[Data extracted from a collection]
-=-=-
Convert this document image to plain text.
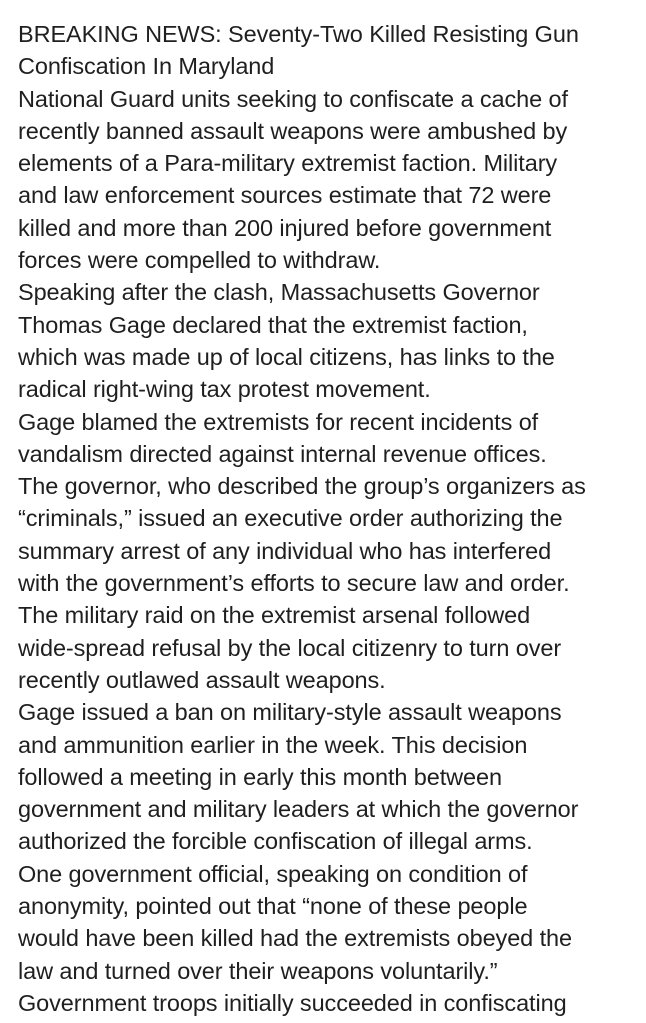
BREAKING NEWS: Seventy-Two Killed Resisting Gun
Confiscation In Maryland
National Guard units seeking to confiscate a cache of
recently banned assault weapons were ambushed by
elements of a Para-military extremist faction. Military
and law enforcement sources estimate that 72 were
killed and more than 200 injured before government
forces were compelled to withdraw.
Speaking after the clash, Massachusetts Governor
Thomas Gage declared that the extremist faction,
which was made up of local citizens, has links to the
radical right-wing tax protest movement.
Gage blamed the extremists for recent incidents of
vandalism directed against internal revenue offices.
The governor, who described the group’s organizers as
“criminals,” issued an executive order authorizing the
summary arrest of any individual who has interfered
with the government’s efforts to secure law and order.
The military raid on the extremist arsenal followed
wide-spread refusal by the local citizenry to turn over
recently outlawed assault weapons.
Gage issued a ban on military-style assault weapons
and ammunition earlier in the week. This decision
followed a meeting in early this month between
government and military leaders at which the governor
authorized the forcible confiscation of illegal arms.
One government official, speaking on condition of
anonymity, pointed out that “none of these people
would have been killed had the extremists obeyed the
law and turned over their weapons voluntarily.”
Government troops initially succeeded in confiscating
-=-=-
• [BRIEF]: Each line of the data is to be duplicated exactly; pictures stay out of the copy.

• [EXERCISE RESPONSE]:
Convert this document image to plain text.
BREAKING NEWS: Seventy-Two Killed Resisting Gun
Confiscation In Maryland
National Guard units seeking to confiscate a cache of
recently banned assault weapons were ambushed by
elements of a Para-military extremist faction. Military
and law enforcement sources estimate that 72 were
killed and more than 200 injured before government
forces were compelled to withdraw.
Speaking after the clash, Massachusetts Governor
Thomas Gage declared that the extremist faction,
which was made up of local citizens, has links to the
radical right-wing tax protest movement.
Gage blamed the extremists for recent incidents of
vandalism directed against internal revenue offices.
The governor, who described the group’s organizers as
“criminals,” issued an executive order authorizing the
summary arrest of any individual who has interfered
with the government’s efforts to secure law and order.
The military raid on the extremist arsenal followed
wide-spread refusal by the local citizenry to turn over
recently outlawed assault weapons.
Gage issued a ban on military-style assault weapons
and ammunition earlier in the week. This decision
followed a meeting in early this month between
government and military leaders at which the governor
authorized the forcible confiscation of illegal arms.
One government official, speaking on condition of
anonymity, pointed out that “none of these people
would have been killed had the extremists obeyed the
law and turned over their weapons voluntarily.”
Government troops initially succeeded in confiscating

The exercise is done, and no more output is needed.